- Exercise brief
Repeat every line of the material, character for character.

— Start Records to process —

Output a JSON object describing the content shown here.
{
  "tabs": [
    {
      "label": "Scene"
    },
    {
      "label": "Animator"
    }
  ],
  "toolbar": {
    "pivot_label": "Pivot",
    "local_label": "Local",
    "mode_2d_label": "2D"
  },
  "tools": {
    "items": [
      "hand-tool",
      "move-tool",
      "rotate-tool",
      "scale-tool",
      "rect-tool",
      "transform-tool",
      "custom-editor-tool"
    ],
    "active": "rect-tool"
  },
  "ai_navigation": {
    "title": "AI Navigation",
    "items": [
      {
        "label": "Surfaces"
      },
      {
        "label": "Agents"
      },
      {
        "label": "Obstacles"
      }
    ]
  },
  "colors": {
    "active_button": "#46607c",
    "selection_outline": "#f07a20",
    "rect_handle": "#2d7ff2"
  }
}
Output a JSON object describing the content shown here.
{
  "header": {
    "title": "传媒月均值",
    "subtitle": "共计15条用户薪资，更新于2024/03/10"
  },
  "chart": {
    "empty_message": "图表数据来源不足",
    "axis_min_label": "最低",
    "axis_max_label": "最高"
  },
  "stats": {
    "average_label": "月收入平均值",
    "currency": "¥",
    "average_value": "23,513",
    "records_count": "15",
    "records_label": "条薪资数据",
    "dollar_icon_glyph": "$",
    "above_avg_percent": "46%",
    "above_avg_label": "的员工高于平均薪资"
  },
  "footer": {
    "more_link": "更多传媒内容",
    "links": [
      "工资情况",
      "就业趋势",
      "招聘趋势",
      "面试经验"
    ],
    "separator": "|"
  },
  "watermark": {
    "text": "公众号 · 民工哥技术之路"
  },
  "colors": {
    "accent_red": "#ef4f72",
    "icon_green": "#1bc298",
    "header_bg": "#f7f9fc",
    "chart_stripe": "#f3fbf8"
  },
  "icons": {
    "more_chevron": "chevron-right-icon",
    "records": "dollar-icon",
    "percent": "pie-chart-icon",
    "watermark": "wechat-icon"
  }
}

— End Records to process —

- The response
Output a JSON object describing the content shown here.
{
  "tabs": [
    {
      "label": "Scene"
    },
    {
      "label": "Animator"
    }
  ],
  "toolbar": {
    "pivot_label": "Pivot",
    "local_label": "Local",
    "mode_2d_label": "2D"
  },
  "tools": {
    "items": [
      "hand-tool",
      "move-tool",
      "rotate-tool",
      "scale-tool",
      "rect-tool",
      "transform-tool",
      "custom-editor-tool"
    ],
    "active": "rect-tool"
  },
  "ai_navigation": {
    "title": "AI Navigation",
    "items": [
      {
        "label": "Surfaces"
      },
      {
        "label": "Agents"
      },
      {
        "label": "Obstacles"
      }
    ]
  },
  "colors": {
    "active_button": "#46607c",
    "selection_outline": "#f07a20",
    "rect_handle": "#2d7ff2"
  }
}
Output a JSON object describing the content shown here.
{
  "header": {
    "title": "传媒月均值",
    "subtitle": "共计15条用户薪资，更新于2024/03/10"
  },
  "chart": {
    "empty_message": "图表数据来源不足",
    "axis_min_label": "最低",
    "axis_max_label": "最高"
  },
  "stats": {
    "average_label": "月收入平均值",
    "currency": "¥",
    "average_value": "23,513",
    "records_count": "15",
    "records_label": "条薪资数据",
    "dollar_icon_glyph": "$",
    "above_avg_percent": "46%",
    "above_avg_label": "的员工高于平均薪资"
  },
  "footer": {
    "more_link": "更多传媒内容",
    "links": [
      "工资情况",
      "就业趋势",
      "招聘趋势",
      "面试经验"
    ],
    "separator": "|"
  },
  "watermark": {
    "text": "公众号 · 民工哥技术之路"
  },
  "colors": {
    "accent_red": "#ef4f72",
    "icon_green": "#1bc298",
    "header_bg": "#f7f9fc",
    "chart_stripe": "#f3fbf8"
  },
  "icons": {
    "more_chevron": "chevron-right-icon",
    "records": "dollar-icon",
    "percent": "pie-chart-icon",
    "watermark": "wechat-icon"
  }
}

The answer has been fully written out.